**Directions:** Provide an exact transcription of all the records.

**Dataset records:**
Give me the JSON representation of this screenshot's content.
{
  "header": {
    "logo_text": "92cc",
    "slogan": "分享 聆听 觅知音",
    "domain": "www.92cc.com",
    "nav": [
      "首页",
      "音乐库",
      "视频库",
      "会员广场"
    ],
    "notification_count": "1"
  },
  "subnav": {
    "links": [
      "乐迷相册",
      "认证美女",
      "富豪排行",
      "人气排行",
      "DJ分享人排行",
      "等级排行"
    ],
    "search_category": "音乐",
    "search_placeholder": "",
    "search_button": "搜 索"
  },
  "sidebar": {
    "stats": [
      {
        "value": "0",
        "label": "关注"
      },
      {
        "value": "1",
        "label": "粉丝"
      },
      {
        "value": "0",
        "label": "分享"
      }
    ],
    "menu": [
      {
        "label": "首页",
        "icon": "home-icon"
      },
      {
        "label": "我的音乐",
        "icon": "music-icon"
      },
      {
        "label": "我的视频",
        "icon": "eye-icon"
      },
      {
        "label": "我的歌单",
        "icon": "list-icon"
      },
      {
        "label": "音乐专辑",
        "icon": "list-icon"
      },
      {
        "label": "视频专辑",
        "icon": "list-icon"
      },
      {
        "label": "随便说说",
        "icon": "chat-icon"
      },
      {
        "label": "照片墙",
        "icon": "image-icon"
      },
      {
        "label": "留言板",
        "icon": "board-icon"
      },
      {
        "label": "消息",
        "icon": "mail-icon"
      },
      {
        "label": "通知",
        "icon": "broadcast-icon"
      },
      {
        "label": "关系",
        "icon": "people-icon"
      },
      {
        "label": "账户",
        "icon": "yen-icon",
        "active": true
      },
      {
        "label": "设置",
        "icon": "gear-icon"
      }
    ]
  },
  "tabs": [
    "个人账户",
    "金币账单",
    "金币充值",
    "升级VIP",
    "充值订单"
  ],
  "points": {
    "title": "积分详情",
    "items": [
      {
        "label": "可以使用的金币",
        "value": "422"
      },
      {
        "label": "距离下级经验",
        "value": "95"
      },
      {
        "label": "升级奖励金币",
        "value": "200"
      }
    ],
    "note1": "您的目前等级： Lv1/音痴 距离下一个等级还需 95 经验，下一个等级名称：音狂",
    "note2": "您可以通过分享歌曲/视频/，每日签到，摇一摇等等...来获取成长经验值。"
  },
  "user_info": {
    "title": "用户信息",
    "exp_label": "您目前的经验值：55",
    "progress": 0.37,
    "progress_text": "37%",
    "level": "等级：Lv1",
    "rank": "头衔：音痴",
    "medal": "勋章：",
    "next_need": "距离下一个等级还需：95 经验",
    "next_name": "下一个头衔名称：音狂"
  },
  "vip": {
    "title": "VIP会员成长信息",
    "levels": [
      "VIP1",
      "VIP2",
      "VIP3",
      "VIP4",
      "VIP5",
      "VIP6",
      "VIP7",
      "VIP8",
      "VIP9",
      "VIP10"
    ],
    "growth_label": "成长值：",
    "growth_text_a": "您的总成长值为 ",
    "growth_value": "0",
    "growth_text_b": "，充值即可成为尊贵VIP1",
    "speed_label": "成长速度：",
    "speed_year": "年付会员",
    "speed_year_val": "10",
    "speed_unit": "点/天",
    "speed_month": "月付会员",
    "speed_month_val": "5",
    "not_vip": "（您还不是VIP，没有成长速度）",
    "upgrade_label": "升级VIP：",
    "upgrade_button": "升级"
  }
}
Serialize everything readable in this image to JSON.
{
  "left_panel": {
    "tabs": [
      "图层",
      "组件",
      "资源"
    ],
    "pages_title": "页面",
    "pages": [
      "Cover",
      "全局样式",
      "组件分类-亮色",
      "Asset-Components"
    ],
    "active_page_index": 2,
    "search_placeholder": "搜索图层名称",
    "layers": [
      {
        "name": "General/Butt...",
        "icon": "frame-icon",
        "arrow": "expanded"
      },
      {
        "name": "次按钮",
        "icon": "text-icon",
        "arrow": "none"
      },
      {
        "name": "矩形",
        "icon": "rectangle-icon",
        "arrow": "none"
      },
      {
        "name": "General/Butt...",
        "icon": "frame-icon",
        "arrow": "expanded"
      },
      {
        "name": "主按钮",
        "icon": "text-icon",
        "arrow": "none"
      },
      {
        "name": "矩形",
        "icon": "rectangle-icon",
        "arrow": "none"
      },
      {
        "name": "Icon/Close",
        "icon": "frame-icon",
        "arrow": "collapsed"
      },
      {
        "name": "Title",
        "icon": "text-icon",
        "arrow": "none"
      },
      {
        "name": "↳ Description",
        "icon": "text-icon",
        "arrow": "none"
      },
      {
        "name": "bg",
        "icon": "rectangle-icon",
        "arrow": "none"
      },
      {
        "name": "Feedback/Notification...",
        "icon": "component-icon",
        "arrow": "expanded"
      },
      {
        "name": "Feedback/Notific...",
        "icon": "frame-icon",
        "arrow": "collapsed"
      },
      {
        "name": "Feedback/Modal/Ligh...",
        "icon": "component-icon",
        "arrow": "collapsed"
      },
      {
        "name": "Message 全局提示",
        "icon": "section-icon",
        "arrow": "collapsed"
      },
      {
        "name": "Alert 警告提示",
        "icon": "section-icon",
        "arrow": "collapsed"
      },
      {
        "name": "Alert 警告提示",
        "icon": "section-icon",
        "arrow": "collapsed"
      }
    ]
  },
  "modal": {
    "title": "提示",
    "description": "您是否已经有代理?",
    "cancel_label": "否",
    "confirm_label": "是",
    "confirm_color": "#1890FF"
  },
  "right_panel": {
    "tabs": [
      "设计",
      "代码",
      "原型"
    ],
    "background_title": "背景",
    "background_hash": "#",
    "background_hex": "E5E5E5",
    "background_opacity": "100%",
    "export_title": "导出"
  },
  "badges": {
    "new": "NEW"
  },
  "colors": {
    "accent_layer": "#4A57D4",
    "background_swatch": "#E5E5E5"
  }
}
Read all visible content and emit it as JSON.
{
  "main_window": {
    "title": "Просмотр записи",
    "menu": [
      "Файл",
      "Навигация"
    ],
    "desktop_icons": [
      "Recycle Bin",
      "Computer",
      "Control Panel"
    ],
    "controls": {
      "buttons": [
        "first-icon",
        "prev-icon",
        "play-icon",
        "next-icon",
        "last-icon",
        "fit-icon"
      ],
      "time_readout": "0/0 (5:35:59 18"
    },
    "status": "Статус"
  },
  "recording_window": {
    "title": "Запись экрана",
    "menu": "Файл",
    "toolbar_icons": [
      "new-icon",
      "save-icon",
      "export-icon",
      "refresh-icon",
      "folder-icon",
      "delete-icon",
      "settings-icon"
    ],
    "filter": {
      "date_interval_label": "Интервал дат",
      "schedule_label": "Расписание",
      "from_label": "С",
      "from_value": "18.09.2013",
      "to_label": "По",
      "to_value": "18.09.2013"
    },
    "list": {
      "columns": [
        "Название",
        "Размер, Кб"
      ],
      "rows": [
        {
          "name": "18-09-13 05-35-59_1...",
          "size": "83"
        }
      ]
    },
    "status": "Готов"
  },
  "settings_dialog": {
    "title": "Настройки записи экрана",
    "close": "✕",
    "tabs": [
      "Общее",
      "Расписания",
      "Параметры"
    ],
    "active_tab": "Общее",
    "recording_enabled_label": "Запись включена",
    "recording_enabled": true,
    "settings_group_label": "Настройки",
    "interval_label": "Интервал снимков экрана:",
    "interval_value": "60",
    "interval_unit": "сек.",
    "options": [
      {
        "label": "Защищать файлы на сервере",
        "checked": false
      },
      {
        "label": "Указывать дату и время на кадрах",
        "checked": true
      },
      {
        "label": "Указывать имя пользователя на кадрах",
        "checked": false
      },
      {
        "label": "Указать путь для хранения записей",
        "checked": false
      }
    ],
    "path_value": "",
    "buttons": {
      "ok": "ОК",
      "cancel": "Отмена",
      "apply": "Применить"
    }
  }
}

**Problem solution:**
Give me the JSON representation of this screenshot's content.
{
  "header": {
    "logo_text": "92cc",
    "slogan": "分享 聆听 觅知音",
    "domain": "www.92cc.com",
    "nav": [
      "首页",
      "音乐库",
      "视频库",
      "会员广场"
    ],
    "notification_count": "1"
  },
  "subnav": {
    "links": [
      "乐迷相册",
      "认证美女",
      "富豪排行",
      "人气排行",
      "DJ分享人排行",
      "等级排行"
    ],
    "search_category": "音乐",
    "search_placeholder": "",
    "search_button": "搜 索"
  },
  "sidebar": {
    "stats": [
      {
        "value": "0",
        "label": "关注"
      },
      {
        "value": "1",
        "label": "粉丝"
      },
      {
        "value": "0",
        "label": "分享"
      }
    ],
    "menu": [
      {
        "label": "首页",
        "icon": "home-icon"
      },
      {
        "label": "我的音乐",
        "icon": "music-icon"
      },
      {
        "label": "我的视频",
        "icon": "eye-icon"
      },
      {
        "label": "我的歌单",
        "icon": "list-icon"
      },
      {
        "label": "音乐专辑",
        "icon": "list-icon"
      },
      {
        "label": "视频专辑",
        "icon": "list-icon"
      },
      {
        "label": "随便说说",
        "icon": "chat-icon"
      },
      {
        "label": "照片墙",
        "icon": "image-icon"
      },
      {
        "label": "留言板",
        "icon": "board-icon"
      },
      {
        "label": "消息",
        "icon": "mail-icon"
      },
      {
        "label": "通知",
        "icon": "broadcast-icon"
      },
      {
        "label": "关系",
        "icon": "people-icon"
      },
      {
        "label": "账户",
        "icon": "yen-icon",
        "active": true
      },
      {
        "label": "设置",
        "icon": "gear-icon"
      }
    ]
  },
  "tabs": [
    "个人账户",
    "金币账单",
    "金币充值",
    "升级VIP",
    "充值订单"
  ],
  "points": {
    "title": "积分详情",
    "items": [
      {
        "label": "可以使用的金币",
        "value": "422"
      },
      {
        "label": "距离下级经验",
        "value": "95"
      },
      {
        "label": "升级奖励金币",
        "value": "200"
      }
    ],
    "note1": "您的目前等级： Lv1/音痴 距离下一个等级还需 95 经验，下一个等级名称：音狂",
    "note2": "您可以通过分享歌曲/视频/，每日签到，摇一摇等等...来获取成长经验值。"
  },
  "user_info": {
    "title": "用户信息",
    "exp_label": "您目前的经验值：55",
    "progress": 0.37,
    "progress_text": "37%",
    "level": "等级：Lv1",
    "rank": "头衔：音痴",
    "medal": "勋章：",
    "next_need": "距离下一个等级还需：95 经验",
    "next_name": "下一个头衔名称：音狂"
  },
  "vip": {
    "title": "VIP会员成长信息",
    "levels": [
      "VIP1",
      "VIP2",
      "VIP3",
      "VIP4",
      "VIP5",
      "VIP6",
      "VIP7",
      "VIP8",
      "VIP9",
      "VIP10"
    ],
    "growth_label": "成长值：",
    "growth_text_a": "您的总成长值为 ",
    "growth_value": "0",
    "growth_text_b": "，充值即可成为尊贵VIP1",
    "speed_label": "成长速度：",
    "speed_year": "年付会员",
    "speed_year_val": "10",
    "speed_unit": "点/天",
    "speed_month": "月付会员",
    "speed_month_val": "5",
    "not_vip": "（您还不是VIP，没有成长速度）",
    "upgrade_label": "升级VIP：",
    "upgrade_button": "升级"
  }
}
Serialize everything readable in this image to JSON.
{
  "left_panel": {
    "tabs": [
      "图层",
      "组件",
      "资源"
    ],
    "pages_title": "页面",
    "pages": [
      "Cover",
      "全局样式",
      "组件分类-亮色",
      "Asset-Components"
    ],
    "active_page_index": 2,
    "search_placeholder": "搜索图层名称",
    "layers": [
      {
        "name": "General/Butt...",
        "icon": "frame-icon",
        "arrow": "expanded"
      },
      {
        "name": "次按钮",
        "icon": "text-icon",
        "arrow": "none"
      },
      {
        "name": "矩形",
        "icon": "rectangle-icon",
        "arrow": "none"
      },
      {
        "name": "General/Butt...",
        "icon": "frame-icon",
        "arrow": "expanded"
      },
      {
        "name": "主按钮",
        "icon": "text-icon",
        "arrow": "none"
      },
      {
        "name": "矩形",
        "icon": "rectangle-icon",
        "arrow": "none"
      },
      {
        "name": "Icon/Close",
        "icon": "frame-icon",
        "arrow": "collapsed"
      },
      {
        "name": "Title",
        "icon": "text-icon",
        "arrow": "none"
      },
      {
        "name": "↳ Description",
        "icon": "text-icon",
        "arrow": "none"
      },
      {
        "name": "bg",
        "icon": "rectangle-icon",
        "arrow": "none"
      },
      {
        "name": "Feedback/Notification...",
        "icon": "component-icon",
        "arrow": "expanded"
      },
      {
        "name": "Feedback/Notific...",
        "icon": "frame-icon",
        "arrow": "collapsed"
      },
      {
        "name": "Feedback/Modal/Ligh...",
        "icon": "component-icon",
        "arrow": "collapsed"
      },
      {
        "name": "Message 全局提示",
        "icon": "section-icon",
        "arrow": "collapsed"
      },
      {
        "name": "Alert 警告提示",
        "icon": "section-icon",
        "arrow": "collapsed"
      },
      {
        "name": "Alert 警告提示",
        "icon": "section-icon",
        "arrow": "collapsed"
      }
    ]
  },
  "modal": {
    "title": "提示",
    "description": "您是否已经有代理?",
    "cancel_label": "否",
    "confirm_label": "是",
    "confirm_color": "#1890FF"
  },
  "right_panel": {
    "tabs": [
      "设计",
      "代码",
      "原型"
    ],
    "background_title": "背景",
    "background_hash": "#",
    "background_hex": "E5E5E5",
    "background_opacity": "100%",
    "export_title": "导出"
  },
  "badges": {
    "new": "NEW"
  },
  "colors": {
    "accent_layer": "#4A57D4",
    "background_swatch": "#E5E5E5"
  }
}
Read all visible content and emit it as JSON.
{
  "main_window": {
    "title": "Просмотр записи",
    "menu": [
      "Файл",
      "Навигация"
    ],
    "desktop_icons": [
      "Recycle Bin",
      "Computer",
      "Control Panel"
    ],
    "controls": {
      "buttons": [
        "first-icon",
        "prev-icon",
        "play-icon",
        "next-icon",
        "last-icon",
        "fit-icon"
      ],
      "time_readout": "0/0 (5:35:59 18"
    },
    "status": "Статус"
  },
  "recording_window": {
    "title": "Запись экрана",
    "menu": "Файл",
    "toolbar_icons": [
      "new-icon",
      "save-icon",
      "export-icon",
      "refresh-icon",
      "folder-icon",
      "delete-icon",
      "settings-icon"
    ],
    "filter": {
      "date_interval_label": "Интервал дат",
      "schedule_label": "Расписание",
      "from_label": "С",
      "from_value": "18.09.2013",
      "to_label": "По",
      "to_value": "18.09.2013"
    },
    "list": {
      "columns": [
        "Название",
        "Размер, Кб"
      ],
      "rows": [
        {
          "name": "18-09-13 05-35-59_1...",
          "size": "83"
        }
      ]
    },
    "status": "Готов"
  },
  "settings_dialog": {
    "title": "Настройки записи экрана",
    "close": "✕",
    "tabs": [
      "Общее",
      "Расписания",
      "Параметры"
    ],
    "active_tab": "Общее",
    "recording_enabled_label": "Запись включена",
    "recording_enabled": true,
    "settings_group_label": "Настройки",
    "interval_label": "Интервал снимков экрана:",
    "interval_value": "60",
    "interval_unit": "сек.",
    "options": [
      {
        "label": "Защищать файлы на сервере",
        "checked": false
      },
      {
        "label": "Указывать дату и время на кадрах",
        "checked": true
      },
      {
        "label": "Указывать имя пользователя на кадрах",
        "checked": false
      },
      {
        "label": "Указать путь для хранения записей",
        "checked": false
      }
    ],
    "path_value": "",
    "buttons": {
      "ok": "ОК",
      "cancel": "Отмена",
      "apply": "Применить"
    }
  }
}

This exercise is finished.